+++ EXTRACTED DATA

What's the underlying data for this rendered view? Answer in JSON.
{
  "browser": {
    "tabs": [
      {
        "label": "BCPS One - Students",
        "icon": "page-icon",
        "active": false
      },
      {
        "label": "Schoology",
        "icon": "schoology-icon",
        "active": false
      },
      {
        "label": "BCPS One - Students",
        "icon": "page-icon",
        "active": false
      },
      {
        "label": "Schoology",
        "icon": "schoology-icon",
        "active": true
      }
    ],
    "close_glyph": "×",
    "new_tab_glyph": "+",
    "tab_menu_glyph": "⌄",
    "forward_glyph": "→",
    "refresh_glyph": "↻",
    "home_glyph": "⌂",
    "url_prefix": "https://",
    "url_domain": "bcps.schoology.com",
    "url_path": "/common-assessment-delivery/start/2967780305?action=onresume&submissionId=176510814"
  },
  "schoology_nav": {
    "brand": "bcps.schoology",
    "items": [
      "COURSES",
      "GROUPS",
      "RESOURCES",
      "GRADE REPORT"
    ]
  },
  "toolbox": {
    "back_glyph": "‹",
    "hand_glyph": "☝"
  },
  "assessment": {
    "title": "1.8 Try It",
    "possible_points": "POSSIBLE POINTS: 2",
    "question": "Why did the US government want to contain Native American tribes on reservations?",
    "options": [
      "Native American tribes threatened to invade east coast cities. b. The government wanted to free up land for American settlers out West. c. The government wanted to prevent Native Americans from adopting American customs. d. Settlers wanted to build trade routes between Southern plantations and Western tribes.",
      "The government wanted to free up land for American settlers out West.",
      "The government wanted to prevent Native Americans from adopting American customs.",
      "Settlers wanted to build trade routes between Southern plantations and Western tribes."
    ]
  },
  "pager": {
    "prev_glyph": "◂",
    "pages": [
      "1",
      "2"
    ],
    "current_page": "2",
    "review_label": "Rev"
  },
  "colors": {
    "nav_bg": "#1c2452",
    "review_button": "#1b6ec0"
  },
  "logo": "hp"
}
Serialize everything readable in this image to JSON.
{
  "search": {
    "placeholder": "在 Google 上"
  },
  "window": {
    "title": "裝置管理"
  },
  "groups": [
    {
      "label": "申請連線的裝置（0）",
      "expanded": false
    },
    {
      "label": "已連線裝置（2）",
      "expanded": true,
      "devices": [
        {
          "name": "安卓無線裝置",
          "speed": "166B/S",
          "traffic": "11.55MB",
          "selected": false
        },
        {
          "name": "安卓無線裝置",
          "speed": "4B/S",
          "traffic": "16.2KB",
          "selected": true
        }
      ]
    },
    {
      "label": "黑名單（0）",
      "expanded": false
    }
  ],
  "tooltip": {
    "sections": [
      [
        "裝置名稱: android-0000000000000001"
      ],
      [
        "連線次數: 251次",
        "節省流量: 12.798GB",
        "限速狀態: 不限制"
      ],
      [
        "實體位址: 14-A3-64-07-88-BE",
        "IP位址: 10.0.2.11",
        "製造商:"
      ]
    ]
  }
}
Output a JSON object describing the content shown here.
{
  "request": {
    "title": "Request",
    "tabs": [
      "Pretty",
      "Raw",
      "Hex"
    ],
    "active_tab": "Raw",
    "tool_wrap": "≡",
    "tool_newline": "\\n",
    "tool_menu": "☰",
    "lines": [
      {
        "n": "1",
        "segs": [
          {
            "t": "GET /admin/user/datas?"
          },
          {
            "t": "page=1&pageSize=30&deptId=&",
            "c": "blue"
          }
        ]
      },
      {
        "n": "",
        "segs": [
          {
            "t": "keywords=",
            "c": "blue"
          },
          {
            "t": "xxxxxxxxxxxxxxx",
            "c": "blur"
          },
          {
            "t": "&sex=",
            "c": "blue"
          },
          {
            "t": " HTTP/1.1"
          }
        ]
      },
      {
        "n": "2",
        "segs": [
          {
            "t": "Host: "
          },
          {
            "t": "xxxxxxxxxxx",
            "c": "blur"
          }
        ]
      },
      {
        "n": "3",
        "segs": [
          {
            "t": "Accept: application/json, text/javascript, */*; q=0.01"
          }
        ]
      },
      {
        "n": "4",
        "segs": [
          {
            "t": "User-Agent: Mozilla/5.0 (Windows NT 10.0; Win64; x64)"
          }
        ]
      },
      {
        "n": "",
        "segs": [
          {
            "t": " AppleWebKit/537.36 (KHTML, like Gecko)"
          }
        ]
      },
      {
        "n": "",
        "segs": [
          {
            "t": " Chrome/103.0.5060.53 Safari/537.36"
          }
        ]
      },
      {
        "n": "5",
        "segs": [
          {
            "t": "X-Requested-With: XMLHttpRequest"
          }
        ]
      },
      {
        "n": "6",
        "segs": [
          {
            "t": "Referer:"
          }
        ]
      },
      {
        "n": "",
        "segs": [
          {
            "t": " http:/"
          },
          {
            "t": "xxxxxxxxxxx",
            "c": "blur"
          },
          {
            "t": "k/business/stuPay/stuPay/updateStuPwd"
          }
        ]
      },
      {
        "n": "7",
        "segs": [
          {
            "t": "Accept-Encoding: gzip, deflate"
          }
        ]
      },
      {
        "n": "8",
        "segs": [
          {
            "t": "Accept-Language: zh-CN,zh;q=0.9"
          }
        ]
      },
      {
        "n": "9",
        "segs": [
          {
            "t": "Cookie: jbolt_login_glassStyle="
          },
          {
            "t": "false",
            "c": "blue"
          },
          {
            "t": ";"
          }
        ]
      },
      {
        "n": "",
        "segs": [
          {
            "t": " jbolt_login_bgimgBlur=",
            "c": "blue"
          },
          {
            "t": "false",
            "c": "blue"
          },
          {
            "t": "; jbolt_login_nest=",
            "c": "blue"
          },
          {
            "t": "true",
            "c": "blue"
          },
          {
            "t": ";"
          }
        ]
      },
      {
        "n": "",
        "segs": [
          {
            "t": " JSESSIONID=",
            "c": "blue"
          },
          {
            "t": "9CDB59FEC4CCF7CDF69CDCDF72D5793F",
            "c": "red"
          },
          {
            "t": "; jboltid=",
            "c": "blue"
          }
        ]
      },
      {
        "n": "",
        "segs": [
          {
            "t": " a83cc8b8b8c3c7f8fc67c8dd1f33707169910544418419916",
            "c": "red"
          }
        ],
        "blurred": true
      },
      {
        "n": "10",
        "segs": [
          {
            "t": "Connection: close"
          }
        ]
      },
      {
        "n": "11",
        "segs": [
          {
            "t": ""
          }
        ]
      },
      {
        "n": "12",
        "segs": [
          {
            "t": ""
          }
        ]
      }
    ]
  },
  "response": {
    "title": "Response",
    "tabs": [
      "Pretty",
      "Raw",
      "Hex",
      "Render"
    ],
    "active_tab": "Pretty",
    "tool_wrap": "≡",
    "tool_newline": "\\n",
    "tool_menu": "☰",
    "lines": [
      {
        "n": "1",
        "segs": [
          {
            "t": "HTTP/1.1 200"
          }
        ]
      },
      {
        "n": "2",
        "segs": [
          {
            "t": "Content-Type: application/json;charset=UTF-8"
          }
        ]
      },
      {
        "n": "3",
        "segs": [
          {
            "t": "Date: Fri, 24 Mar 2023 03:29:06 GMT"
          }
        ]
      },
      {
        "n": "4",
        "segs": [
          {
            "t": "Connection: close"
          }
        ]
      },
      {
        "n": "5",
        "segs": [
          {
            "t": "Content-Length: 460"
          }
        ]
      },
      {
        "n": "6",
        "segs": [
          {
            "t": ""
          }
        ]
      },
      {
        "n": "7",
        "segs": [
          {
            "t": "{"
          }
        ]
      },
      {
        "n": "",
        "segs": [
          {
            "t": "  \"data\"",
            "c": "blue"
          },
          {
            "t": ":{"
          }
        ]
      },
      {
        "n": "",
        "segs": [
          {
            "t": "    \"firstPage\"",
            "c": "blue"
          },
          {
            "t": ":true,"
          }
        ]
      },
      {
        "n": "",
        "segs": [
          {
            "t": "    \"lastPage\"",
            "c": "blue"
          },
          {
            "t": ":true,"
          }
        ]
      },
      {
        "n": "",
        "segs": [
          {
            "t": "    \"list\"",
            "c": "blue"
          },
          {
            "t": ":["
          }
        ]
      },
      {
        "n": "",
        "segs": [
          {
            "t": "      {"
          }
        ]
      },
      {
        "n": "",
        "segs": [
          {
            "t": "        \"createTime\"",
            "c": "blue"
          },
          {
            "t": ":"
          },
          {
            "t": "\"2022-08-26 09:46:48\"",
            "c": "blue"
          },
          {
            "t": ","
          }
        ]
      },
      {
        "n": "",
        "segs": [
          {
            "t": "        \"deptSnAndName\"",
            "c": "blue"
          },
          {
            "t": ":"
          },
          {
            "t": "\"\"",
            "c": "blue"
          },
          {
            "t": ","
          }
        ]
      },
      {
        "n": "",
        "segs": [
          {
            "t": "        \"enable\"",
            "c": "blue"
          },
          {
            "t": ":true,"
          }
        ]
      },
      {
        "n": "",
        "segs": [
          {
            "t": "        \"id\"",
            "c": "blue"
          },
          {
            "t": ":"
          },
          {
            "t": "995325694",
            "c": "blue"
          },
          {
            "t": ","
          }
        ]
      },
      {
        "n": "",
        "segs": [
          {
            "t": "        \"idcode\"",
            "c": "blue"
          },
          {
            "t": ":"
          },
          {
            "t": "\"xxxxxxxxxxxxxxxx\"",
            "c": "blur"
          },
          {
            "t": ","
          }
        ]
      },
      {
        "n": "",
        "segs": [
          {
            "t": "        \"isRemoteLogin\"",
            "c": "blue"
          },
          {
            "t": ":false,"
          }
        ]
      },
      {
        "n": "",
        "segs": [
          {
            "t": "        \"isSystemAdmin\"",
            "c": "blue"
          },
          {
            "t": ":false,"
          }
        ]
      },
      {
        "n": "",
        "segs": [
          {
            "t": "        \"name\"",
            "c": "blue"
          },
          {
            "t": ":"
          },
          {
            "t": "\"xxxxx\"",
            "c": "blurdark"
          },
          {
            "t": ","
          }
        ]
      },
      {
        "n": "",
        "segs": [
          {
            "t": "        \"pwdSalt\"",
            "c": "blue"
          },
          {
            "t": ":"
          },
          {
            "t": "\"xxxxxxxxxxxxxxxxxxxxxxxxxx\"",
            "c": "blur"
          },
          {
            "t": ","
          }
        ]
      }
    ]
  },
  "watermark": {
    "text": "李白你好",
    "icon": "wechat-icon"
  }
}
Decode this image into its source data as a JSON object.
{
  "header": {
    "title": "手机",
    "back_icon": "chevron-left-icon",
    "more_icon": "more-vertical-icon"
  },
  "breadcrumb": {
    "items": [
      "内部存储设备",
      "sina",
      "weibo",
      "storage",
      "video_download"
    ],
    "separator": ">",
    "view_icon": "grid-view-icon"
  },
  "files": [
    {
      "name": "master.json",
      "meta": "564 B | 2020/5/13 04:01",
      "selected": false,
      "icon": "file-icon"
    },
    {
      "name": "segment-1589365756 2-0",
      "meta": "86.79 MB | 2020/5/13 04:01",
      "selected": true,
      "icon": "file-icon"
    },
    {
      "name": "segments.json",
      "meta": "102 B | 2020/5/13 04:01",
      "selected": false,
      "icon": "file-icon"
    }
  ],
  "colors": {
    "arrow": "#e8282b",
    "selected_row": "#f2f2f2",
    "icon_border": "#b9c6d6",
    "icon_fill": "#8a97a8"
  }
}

++++++

WRITTEN REQUEST: Look for "assessment" and pull out every line that has it.

TASK RESPONSE:
    "url_path": "/common-assessment-delivery/start/2967780305?action=onresume&submissionId=176510814"
  "assessment": {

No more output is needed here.